-- START OF DATA FOR PROCESSING --

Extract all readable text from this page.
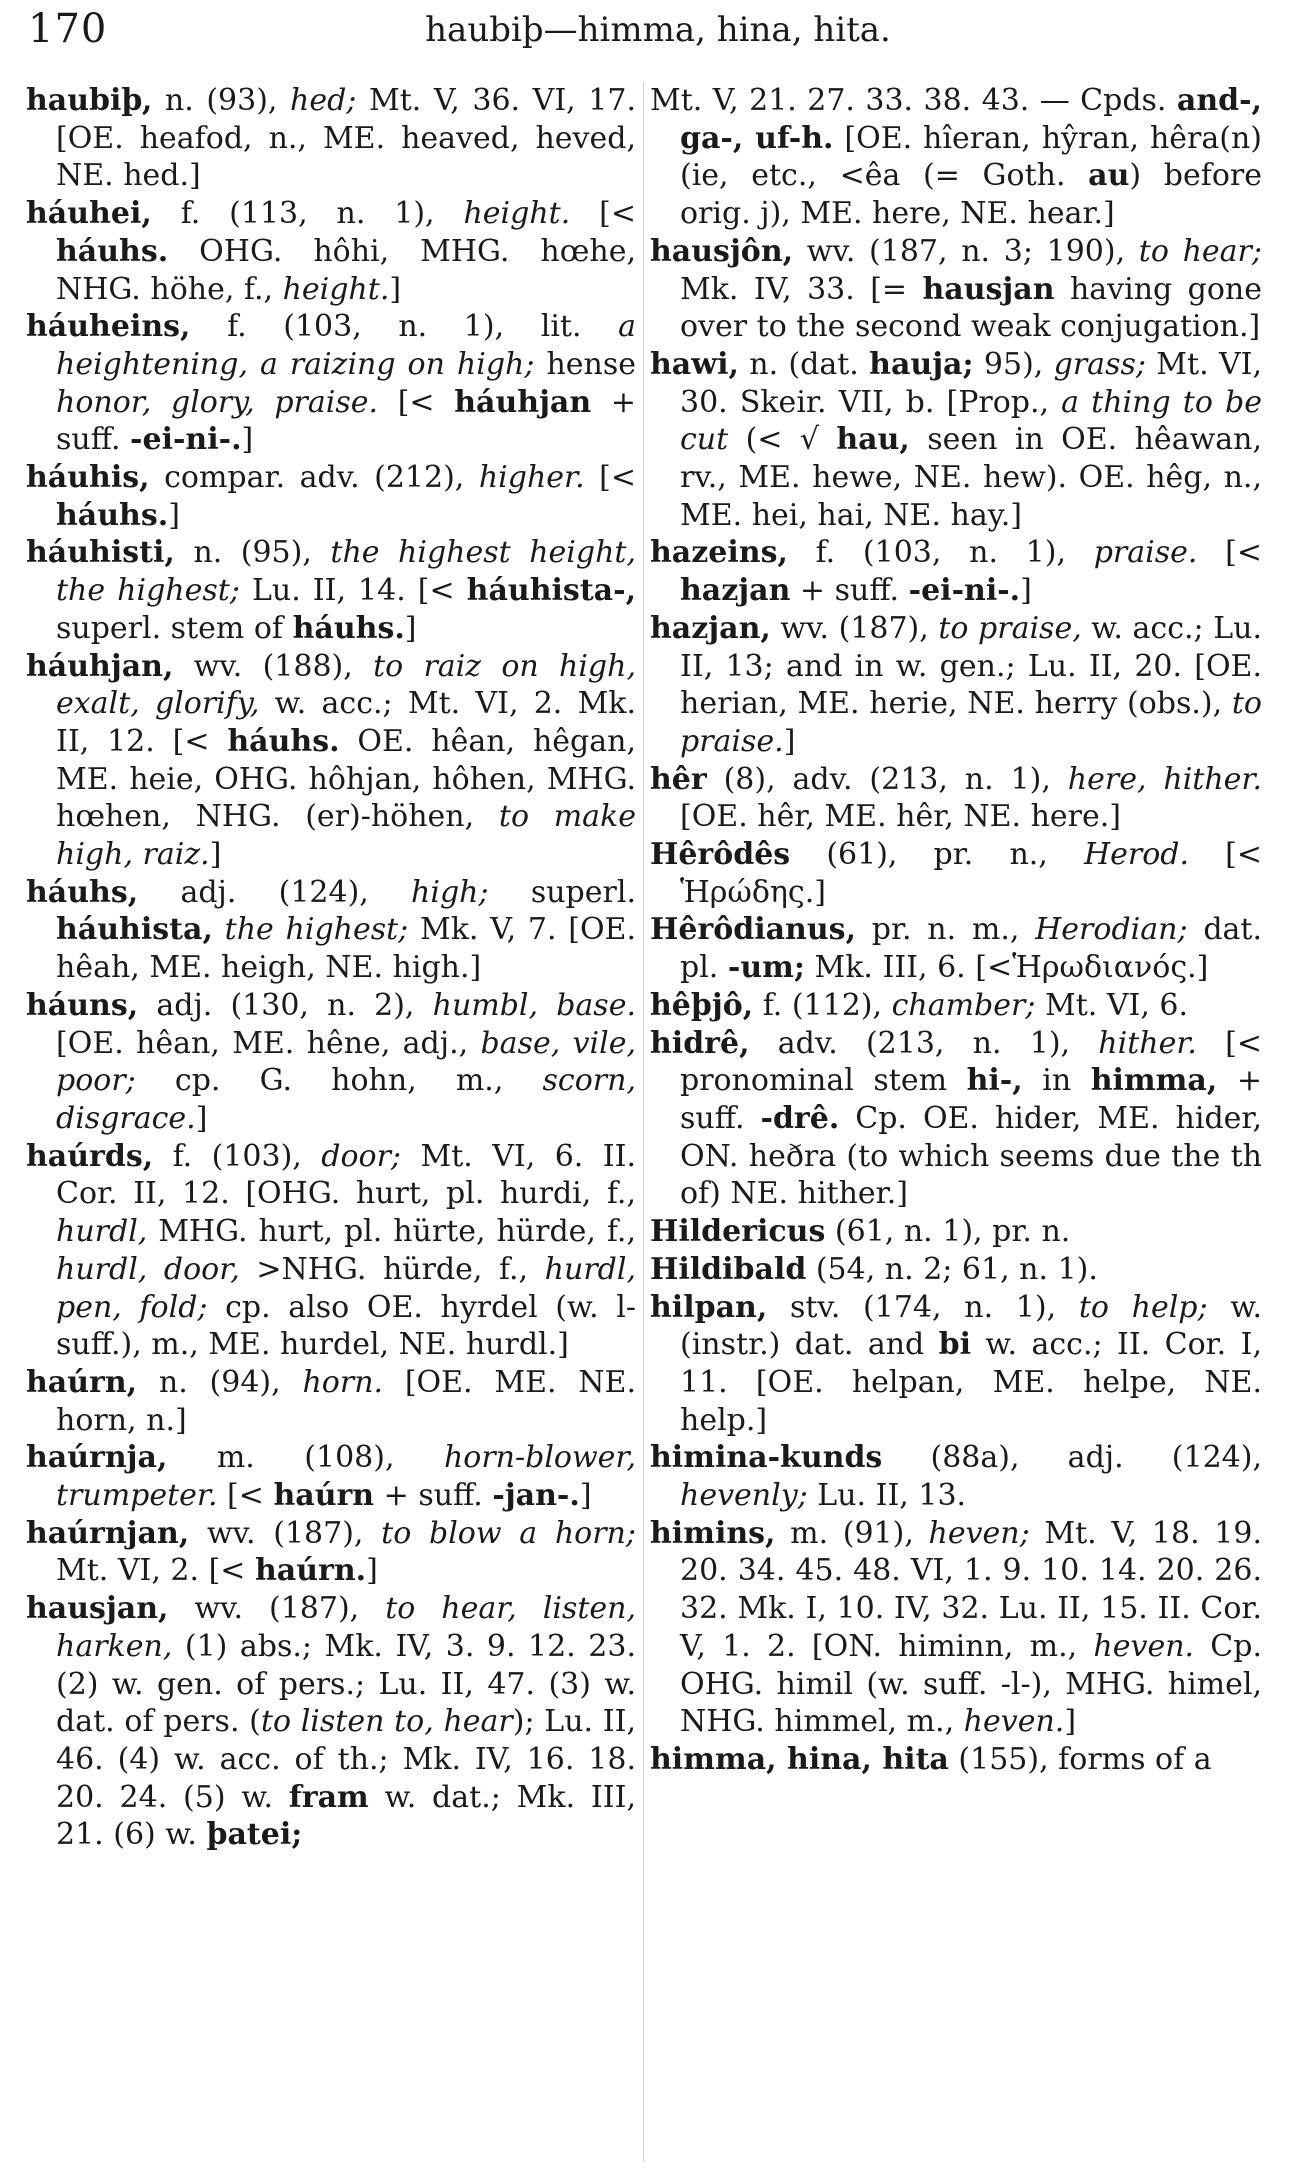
170	haubiþ—himma, hina, hita.
haubiþ, n. (93), hed; Mt. V, 36. VI, 17. [OE. heafod, n., ME. heaved, heved, NE. hed.]
háuhei, f. (113, n. 1), height. [< háuhs. OHG. hôhi, MHG. hœhe, NHG. höhe, f., height.]
háuheins, f. (103, n. 1), lit. a heightening, a raizing on high; hense honor, glory, praise. [< háuhjan + suff. -ei-ni-.]
háuhis, compar. adv. (212), higher. [< háuhs.]
háuhisti, n. (95), the highest height, the highest; Lu. II, 14. [< háuhista-, superl. stem of háuhs.]
háuhjan, wv. (188), to raiz on high, exalt, glorify, w. acc.; Mt. VI, 2. Mk. II, 12. [< háuhs. OE. hêan, hêgan, ME. heie, OHG. hôhjan, hôhen, MHG. hœhen, NHG. (er)-höhen, to make high, raiz.]
háuhs, adj. (124), high; superl. háuhista, the highest; Mk. V, 7. [OE. hêah, ME. heigh, NE. high.]
háuns, adj. (130, n. 2), humbl, base. [OE. hêan, ME. hêne, adj., base, vile, poor; cp. G. hohn, m., scorn, disgrace.]
haúrds, f. (103), door; Mt. VI, 6. II. Cor. II, 12. [OHG. hurt, pl. hurdi, f., hurdl, MHG. hurt, pl. hürte, hürde, f., hurdl, door, >NHG. hürde, f., hurdl, pen, fold; cp. also OE. hyrdel (w. l-suff.), m., ME. hurdel, NE. hurdl.]
haúrn, n. (94), horn. [OE. ME. NE. horn, n.]
haúrnja, m. (108), horn-blower, trumpeter. [< haúrn + suff. -jan-.]
haúrnjan, wv. (187), to blow a horn; Mt. VI, 2. [< haúrn.]
hausjan, wv. (187), to hear, listen, harken, (1) abs.; Mk. IV, 3. 9. 12. 23. (2) w. gen. of pers.; Lu. II, 47. (3) w. dat. of pers. (to listen to, hear); Lu. II, 46. (4) w. acc. of th.; Mk. IV, 16. 18. 20. 24. (5) w. fram w. dat.; Mk. III, 21. (6) w. þatei;
Mt. V, 21. 27. 33. 38. 43. — Cpds. and-, ga-, uf-h. [OE. hîeran, hŷran, hêra(n) (ie, etc., <êa (= Goth. au) before orig. j), ME. here, NE. hear.]
hausjôn, wv. (187, n. 3; 190), to hear; Mk. IV, 33. [= hausjan having gone over to the second weak conjugation.]
hawi, n. (dat. hauja; 95), grass; Mt. VI, 30. Skeir. VII, b. [Prop., a thing to be cut (< √ hau, seen in OE. hêawan, rv., ME. hewe, NE. hew). OE. hêg, n., ME. hei, hai, NE. hay.]
hazeins, f. (103, n. 1), praise. [< hazjan + suff. -ei-ni-.]
hazjan, wv. (187), to praise, w. acc.; Lu. II, 13; and in w. gen.; Lu. II, 20. [OE. herian, ME. herie, NE. herry (obs.), to praise.]
hêr (8), adv. (213, n. 1), here, hither. [OE. hêr, ME. hêr, NE. here.]
Hêrôdês (61), pr. n., Herod. [< Ἡρώδης.]
Hêrôdianus, pr. n. m., Herodian; dat. pl. -um; Mk. III, 6. [<Ἡρωδιανός.]
hêþjô, f. (112), chamber; Mt. VI, 6.
hidrê, adv. (213, n. 1), hither. [< pronominal stem hi-, in himma, + suff. -drê. Cp. OE. hider, ME. hider, ON. heðra (to which seems due the th of) NE. hither.]
Hildericus (61, n. 1), pr. n.
Hildibald (54, n. 2; 61, n. 1).
hilpan, stv. (174, n. 1), to help; w. (instr.) dat. and bi w. acc.; II. Cor. I, 11. [OE. helpan, ME. helpe, NE. help.]
himina-kunds (88a), adj. (124), hevenly; Lu. II, 13.
himins, m. (91), heven; Mt. V, 18. 19. 20. 34. 45. 48. VI, 1. 9. 10. 14. 20. 26. 32. Mk. I, 10. IV, 32. Lu. II, 15. II. Cor. V, 1. 2. [ON. himinn, m., heven. Cp. OHG. himil (w. suff. -l-), MHG. himel, NHG. himmel, m., heven.]
himma, hina, hita (155), forms of a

-- END OF DATA FOR PROCESSING --

▸ WRITTEN REQUEST: Make an exact copy of the whole listing, but don't bring over any pictures.

▸ EXERCISE RESULT:
Extract all readable text from this page.
170	haubiþ—himma, hina, hita.
haubiþ, n. (93), hed; Mt. V, 36. VI, 17. [OE. heafod, n., ME. heaved, heved, NE. hed.]
háuhei, f. (113, n. 1), height. [< háuhs. OHG. hôhi, MHG. hœhe, NHG. höhe, f., height.]
háuheins, f. (103, n. 1), lit. a heightening, a raizing on high; hense honor, glory, praise. [< háuhjan + suff. -ei-ni-.]
háuhis, compar. adv. (212), higher. [< háuhs.]
háuhisti, n. (95), the highest height, the highest; Lu. II, 14. [< háuhista-, superl. stem of háuhs.]
háuhjan, wv. (188), to raiz on high, exalt, glorify, w. acc.; Mt. VI, 2. Mk. II, 12. [< háuhs. OE. hêan, hêgan, ME. heie, OHG. hôhjan, hôhen, MHG. hœhen, NHG. (er)-höhen, to make high, raiz.]
háuhs, adj. (124), high; superl. háuhista, the highest; Mk. V, 7. [OE. hêah, ME. heigh, NE. high.]
háuns, adj. (130, n. 2), humbl, base. [OE. hêan, ME. hêne, adj., base, vile, poor; cp. G. hohn, m., scorn, disgrace.]
haúrds, f. (103), door; Mt. VI, 6. II. Cor. II, 12. [OHG. hurt, pl. hurdi, f., hurdl, MHG. hurt, pl. hürte, hürde, f., hurdl, door, >NHG. hürde, f., hurdl, pen, fold; cp. also OE. hyrdel (w. l-suff.), m., ME. hurdel, NE. hurdl.]
haúrn, n. (94), horn. [OE. ME. NE. horn, n.]
haúrnja, m. (108), horn-blower, trumpeter. [< haúrn + suff. -jan-.]
haúrnjan, wv. (187), to blow a horn; Mt. VI, 2. [< haúrn.]
hausjan, wv. (187), to hear, listen, harken, (1) abs.; Mk. IV, 3. 9. 12. 23. (2) w. gen. of pers.; Lu. II, 47. (3) w. dat. of pers. (to listen to, hear); Lu. II, 46. (4) w. acc. of th.; Mk. IV, 16. 18. 20. 24. (5) w. fram w. dat.; Mk. III, 21. (6) w. þatei;
Mt. V, 21. 27. 33. 38. 43. — Cpds. and-, ga-, uf-h. [OE. hîeran, hŷran, hêra(n) (ie, etc., <êa (= Goth. au) before orig. j), ME. here, NE. hear.]
hausjôn, wv. (187, n. 3; 190), to hear; Mk. IV, 33. [= hausjan having gone over to the second weak conjugation.]
hawi, n. (dat. hauja; 95), grass; Mt. VI, 30. Skeir. VII, b. [Prop., a thing to be cut (< √ hau, seen in OE. hêawan, rv., ME. hewe, NE. hew). OE. hêg, n., ME. hei, hai, NE. hay.]
hazeins, f. (103, n. 1), praise. [< hazjan + suff. -ei-ni-.]
hazjan, wv. (187), to praise, w. acc.; Lu. II, 13; and in w. gen.; Lu. II, 20. [OE. herian, ME. herie, NE. herry (obs.), to praise.]
hêr (8), adv. (213, n. 1), here, hither. [OE. hêr, ME. hêr, NE. here.]
Hêrôdês (61), pr. n., Herod. [< Ἡρώδης.]
Hêrôdianus, pr. n. m., Herodian; dat. pl. -um; Mk. III, 6. [<Ἡρωδιανός.]
hêþjô, f. (112), chamber; Mt. VI, 6.
hidrê, adv. (213, n. 1), hither. [< pronominal stem hi-, in himma, + suff. -drê. Cp. OE. hider, ME. hider, ON. heðra (to which seems due the th of) NE. hither.]
Hildericus (61, n. 1), pr. n.
Hildibald (54, n. 2; 61, n. 1).
hilpan, stv. (174, n. 1), to help; w. (instr.) dat. and bi w. acc.; II. Cor. I, 11. [OE. helpan, ME. helpe, NE. help.]
himina-kunds (88a), adj. (124), hevenly; Lu. II, 13.
himins, m. (91), heven; Mt. V, 18. 19. 20. 34. 45. 48. VI, 1. 9. 10. 14. 20. 26. 32. Mk. I, 10. IV, 32. Lu. II, 15. II. Cor. V, 1. 2. [ON. himinn, m., heven. Cp. OHG. himil (w. suff. -l-), MHG. himel, NHG. himmel, m., heven.]
himma, hina, hita (155), forms of a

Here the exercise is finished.